* What to produce *
Reproduce the listing word for word, leaving every picture behind.

* Stored records *
☆ ☆ ☆
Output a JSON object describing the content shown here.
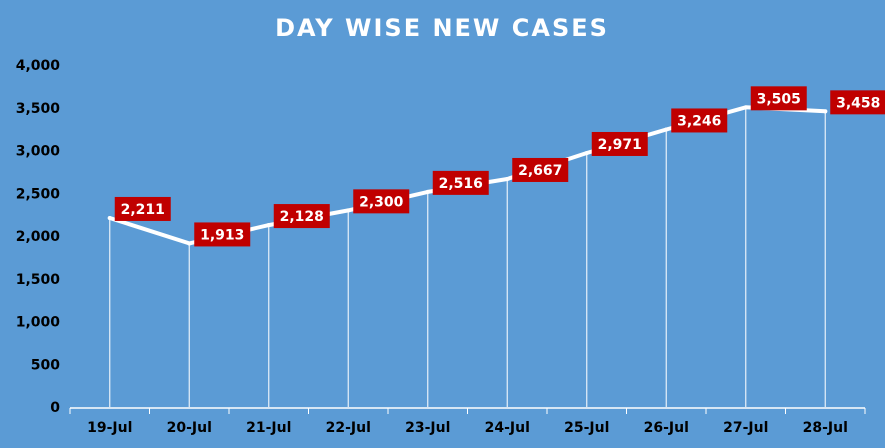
{
  "chart_data": {
    "type": "line",
    "title": "DAY WISE NEW CASES",
    "xlabel": "",
    "ylabel": "",
    "categories": [
      "19-Jul",
      "20-Jul",
      "21-Jul",
      "22-Jul",
      "23-Jul",
      "24-Jul",
      "25-Jul",
      "26-Jul",
      "27-Jul",
      "28-Jul"
    ],
    "series": [
      {
        "values": [
          2211,
          1913,
          2128,
          2300,
          2516,
          2667,
          2971,
          3246,
          3505,
          3458
        ]
      }
    ],
    "data_labels": [
      "2,211",
      "1,913",
      "2,128",
      "2,300",
      "2,516",
      "2,667",
      "2,971",
      "3,246",
      "3,505",
      "3,458"
    ],
    "ylim": [
      0,
      4000
    ],
    "yticks": [
      0,
      500,
      1000,
      1500,
      2000,
      2500,
      3000,
      3500,
      4000
    ],
    "ytick_labels": [
      "0",
      "500",
      "1,000",
      "1,500",
      "2,000",
      "2,500",
      "3,000",
      "3,500",
      "4,000"
    ],
    "grid": false,
    "drop_lines": true,
    "legend": "none",
    "colors": {
      "background": "#5b9bd5",
      "line": "#ffffff",
      "label_bg": "#c00000",
      "label_text": "#ffffff",
      "tick_text": "#000000"
    }
  }
}
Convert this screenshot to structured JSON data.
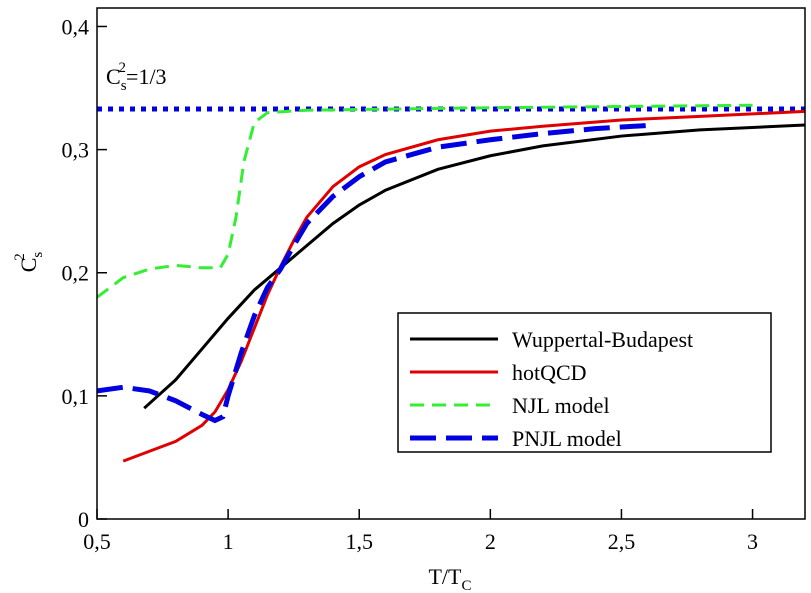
☆ ☆ ☆
* Written answer *
Output a JSON object describing the content shown here.
{
  "chart_data": {
    "type": "line",
    "title": "DAY WISE NEW CASES",
    "xlabel": "",
    "ylabel": "",
    "categories": [
      "19-Jul",
      "20-Jul",
      "21-Jul",
      "22-Jul",
      "23-Jul",
      "24-Jul",
      "25-Jul",
      "26-Jul",
      "27-Jul",
      "28-Jul"
    ],
    "series": [
      {
        "values": [
          2211,
          1913,
          2128,
          2300,
          2516,
          2667,
          2971,
          3246,
          3505,
          3458
        ]
      }
    ],
    "data_labels": [
      "2,211",
      "1,913",
      "2,128",
      "2,300",
      "2,516",
      "2,667",
      "2,971",
      "3,246",
      "3,505",
      "3,458"
    ],
    "ylim": [
      0,
      4000
    ],
    "yticks": [
      0,
      500,
      1000,
      1500,
      2000,
      2500,
      3000,
      3500,
      4000
    ],
    "ytick_labels": [
      "0",
      "500",
      "1,000",
      "1,500",
      "2,000",
      "2,500",
      "3,000",
      "3,500",
      "4,000"
    ],
    "grid": false,
    "drop_lines": true,
    "legend": "none",
    "colors": {
      "background": "#5b9bd5",
      "line": "#ffffff",
      "label_bg": "#c00000",
      "label_text": "#ffffff",
      "tick_text": "#000000"
    }
  }
}
Convert this screenshot to structured JSON data.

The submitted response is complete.